Go through the data below and copy it exactly, skipping every picture.
[START]
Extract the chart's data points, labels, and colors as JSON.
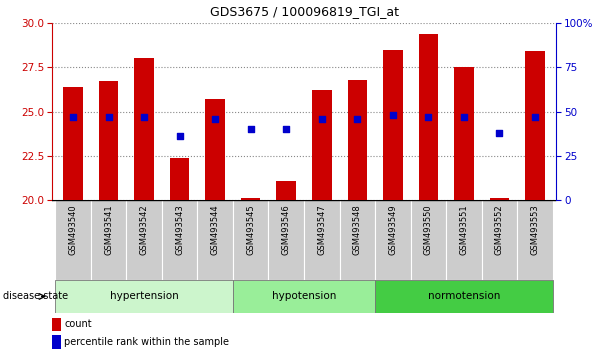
{
  "title": "GDS3675 / 100096819_TGI_at",
  "samples": [
    "GSM493540",
    "GSM493541",
    "GSM493542",
    "GSM493543",
    "GSM493544",
    "GSM493545",
    "GSM493546",
    "GSM493547",
    "GSM493548",
    "GSM493549",
    "GSM493550",
    "GSM493551",
    "GSM493552",
    "GSM493553"
  ],
  "count_values": [
    26.4,
    26.7,
    28.0,
    22.4,
    25.7,
    20.1,
    21.1,
    26.2,
    26.8,
    28.5,
    29.4,
    27.5,
    20.1,
    28.4
  ],
  "percentile_values": [
    47,
    47,
    47,
    36,
    46,
    40,
    40,
    46,
    46,
    48,
    47,
    47,
    38,
    47
  ],
  "ylim_left": [
    20,
    30
  ],
  "ylim_right": [
    0,
    100
  ],
  "yticks_left": [
    20,
    22.5,
    25,
    27.5,
    30
  ],
  "yticks_right": [
    0,
    25,
    50,
    75,
    100
  ],
  "ytick_labels_right": [
    "0",
    "25",
    "50",
    "75",
    "100%"
  ],
  "bar_color": "#cc0000",
  "dot_color": "#0000cc",
  "bar_bottom": 20,
  "bar_width": 0.55,
  "group_hypertension_samples": [
    "GSM493540",
    "GSM493541",
    "GSM493542",
    "GSM493543",
    "GSM493544"
  ],
  "group_hypotension_samples": [
    "GSM493545",
    "GSM493546",
    "GSM493547",
    "GSM493548"
  ],
  "group_normotension_samples": [
    "GSM493549",
    "GSM493550",
    "GSM493551",
    "GSM493552",
    "GSM493553"
  ],
  "group_hypertension_label": "hypertension",
  "group_hypotension_label": "hypotension",
  "group_normotension_label": "normotension",
  "group_hypertension_color": "#ccf5cc",
  "group_hypotension_color": "#99ee99",
  "group_normotension_color": "#44cc44",
  "disease_state_label": "disease state",
  "legend_count_label": "count",
  "legend_percentile_label": "percentile rank within the sample",
  "left_axis_color": "#cc0000",
  "right_axis_color": "#0000cc",
  "grid_color": "#888888",
  "background_plot": "#ffffff",
  "sample_label_bg": "#cccccc",
  "title_fontsize": 9
}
[END]
▶ Answer below:
Extract the chart's data points, labels, and colors as JSON.
{
  "title": "GDS3675 / 100096819_TGI_at",
  "samples": [
    "GSM493540",
    "GSM493541",
    "GSM493542",
    "GSM493543",
    "GSM493544",
    "GSM493545",
    "GSM493546",
    "GSM493547",
    "GSM493548",
    "GSM493549",
    "GSM493550",
    "GSM493551",
    "GSM493552",
    "GSM493553"
  ],
  "count_values": [
    26.4,
    26.7,
    28.0,
    22.4,
    25.7,
    20.1,
    21.1,
    26.2,
    26.8,
    28.5,
    29.4,
    27.5,
    20.1,
    28.4
  ],
  "percentile_values": [
    47,
    47,
    47,
    36,
    46,
    40,
    40,
    46,
    46,
    48,
    47,
    47,
    38,
    47
  ],
  "ylim_left": [
    20,
    30
  ],
  "ylim_right": [
    0,
    100
  ],
  "yticks_left": [
    20,
    22.5,
    25,
    27.5,
    30
  ],
  "yticks_right": [
    0,
    25,
    50,
    75,
    100
  ],
  "ytick_labels_right": [
    "0",
    "25",
    "50",
    "75",
    "100%"
  ],
  "bar_color": "#cc0000",
  "dot_color": "#0000cc",
  "bar_bottom": 20,
  "bar_width": 0.55,
  "group_hypertension_samples": [
    "GSM493540",
    "GSM493541",
    "GSM493542",
    "GSM493543",
    "GSM493544"
  ],
  "group_hypotension_samples": [
    "GSM493545",
    "GSM493546",
    "GSM493547",
    "GSM493548"
  ],
  "group_normotension_samples": [
    "GSM493549",
    "GSM493550",
    "GSM493551",
    "GSM493552",
    "GSM493553"
  ],
  "group_hypertension_label": "hypertension",
  "group_hypotension_label": "hypotension",
  "group_normotension_label": "normotension",
  "group_hypertension_color": "#ccf5cc",
  "group_hypotension_color": "#99ee99",
  "group_normotension_color": "#44cc44",
  "disease_state_label": "disease state",
  "legend_count_label": "count",
  "legend_percentile_label": "percentile rank within the sample",
  "left_axis_color": "#cc0000",
  "right_axis_color": "#0000cc",
  "grid_color": "#888888",
  "background_plot": "#ffffff",
  "sample_label_bg": "#cccccc",
  "title_fontsize": 9
}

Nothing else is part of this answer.